* BEGIN *
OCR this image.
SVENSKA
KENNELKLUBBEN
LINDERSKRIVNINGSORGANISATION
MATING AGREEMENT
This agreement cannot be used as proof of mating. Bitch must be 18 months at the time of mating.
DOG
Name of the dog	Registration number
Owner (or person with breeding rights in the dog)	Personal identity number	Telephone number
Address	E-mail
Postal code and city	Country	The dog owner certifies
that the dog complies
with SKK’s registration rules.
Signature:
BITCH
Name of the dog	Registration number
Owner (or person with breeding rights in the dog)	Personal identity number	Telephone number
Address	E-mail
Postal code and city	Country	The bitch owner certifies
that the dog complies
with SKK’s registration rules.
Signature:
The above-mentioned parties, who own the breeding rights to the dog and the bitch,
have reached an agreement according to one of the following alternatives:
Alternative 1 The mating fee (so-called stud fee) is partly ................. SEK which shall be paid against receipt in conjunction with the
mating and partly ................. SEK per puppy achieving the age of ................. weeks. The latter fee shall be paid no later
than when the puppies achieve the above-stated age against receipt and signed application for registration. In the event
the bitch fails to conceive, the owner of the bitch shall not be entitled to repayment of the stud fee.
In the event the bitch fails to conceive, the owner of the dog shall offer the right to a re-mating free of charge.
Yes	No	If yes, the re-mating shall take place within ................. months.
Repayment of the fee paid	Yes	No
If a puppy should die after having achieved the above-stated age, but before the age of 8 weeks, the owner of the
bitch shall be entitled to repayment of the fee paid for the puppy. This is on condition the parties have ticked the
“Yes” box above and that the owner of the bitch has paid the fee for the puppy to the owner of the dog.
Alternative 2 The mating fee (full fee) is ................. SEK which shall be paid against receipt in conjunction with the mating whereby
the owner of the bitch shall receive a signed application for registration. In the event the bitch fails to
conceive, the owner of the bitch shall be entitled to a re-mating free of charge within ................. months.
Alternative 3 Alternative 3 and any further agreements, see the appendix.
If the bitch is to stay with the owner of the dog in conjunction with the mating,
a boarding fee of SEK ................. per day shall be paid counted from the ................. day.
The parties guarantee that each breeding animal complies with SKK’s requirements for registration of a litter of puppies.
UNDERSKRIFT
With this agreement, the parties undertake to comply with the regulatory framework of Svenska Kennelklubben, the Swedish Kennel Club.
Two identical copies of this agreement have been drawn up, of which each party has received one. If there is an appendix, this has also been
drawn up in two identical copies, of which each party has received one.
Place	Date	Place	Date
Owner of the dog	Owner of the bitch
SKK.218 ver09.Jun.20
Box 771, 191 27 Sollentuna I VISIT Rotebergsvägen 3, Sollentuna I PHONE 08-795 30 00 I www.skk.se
* END *
▶ WORK TO COMPLETE:
Write each line above out exactly.

▶ SOLUTION FOR THIS PROBLEM:
OCR this image.
SVENSKA
KENNELKLUBBEN
LINDERSKRIVNINGSORGANISATION
MATING AGREEMENT
This agreement cannot be used as proof of mating. Bitch must be 18 months at the time of mating.
DOG
Name of the dog	Registration number
Owner (or person with breeding rights in the dog)	Personal identity number	Telephone number
Address	E-mail
Postal code and city	Country	The dog owner certifies
that the dog complies
with SKK’s registration rules.
Signature:
BITCH
Name of the dog	Registration number
Owner (or person with breeding rights in the dog)	Personal identity number	Telephone number
Address	E-mail
Postal code and city	Country	The bitch owner certifies
that the dog complies
with SKK’s registration rules.
Signature:
The above-mentioned parties, who own the breeding rights to the dog and the bitch,
have reached an agreement according to one of the following alternatives:
Alternative 1 The mating fee (so-called stud fee) is partly ................. SEK which shall be paid against receipt in conjunction with the
mating and partly ................. SEK per puppy achieving the age of ................. weeks. The latter fee shall be paid no later
than when the puppies achieve the above-stated age against receipt and signed application for registration. In the event
the bitch fails to conceive, the owner of the bitch shall not be entitled to repayment of the stud fee.
In the event the bitch fails to conceive, the owner of the dog shall offer the right to a re-mating free of charge.
Yes	No	If yes, the re-mating shall take place within ................. months.
Repayment of the fee paid	Yes	No
If a puppy should die after having achieved the above-stated age, but before the age of 8 weeks, the owner of the
bitch shall be entitled to repayment of the fee paid for the puppy. This is on condition the parties have ticked the
“Yes” box above and that the owner of the bitch has paid the fee for the puppy to the owner of the dog.
Alternative 2 The mating fee (full fee) is ................. SEK which shall be paid against receipt in conjunction with the mating whereby
the owner of the bitch shall receive a signed application for registration. In the event the bitch fails to
conceive, the owner of the bitch shall be entitled to a re-mating free of charge within ................. months.
Alternative 3 Alternative 3 and any further agreements, see the appendix.
If the bitch is to stay with the owner of the dog in conjunction with the mating,
a boarding fee of SEK ................. per day shall be paid counted from the ................. day.
The parties guarantee that each breeding animal complies with SKK’s requirements for registration of a litter of puppies.
UNDERSKRIFT
With this agreement, the parties undertake to comply with the regulatory framework of Svenska Kennelklubben, the Swedish Kennel Club.
Two identical copies of this agreement have been drawn up, of which each party has received one. If there is an appendix, this has also been
drawn up in two identical copies, of which each party has received one.
Place	Date	Place	Date
Owner of the dog	Owner of the bitch
SKK.218 ver09.Jun.20
Box 771, 191 27 Sollentuna I VISIT Rotebergsvägen 3, Sollentuna I PHONE 08-795 30 00 I www.skk.se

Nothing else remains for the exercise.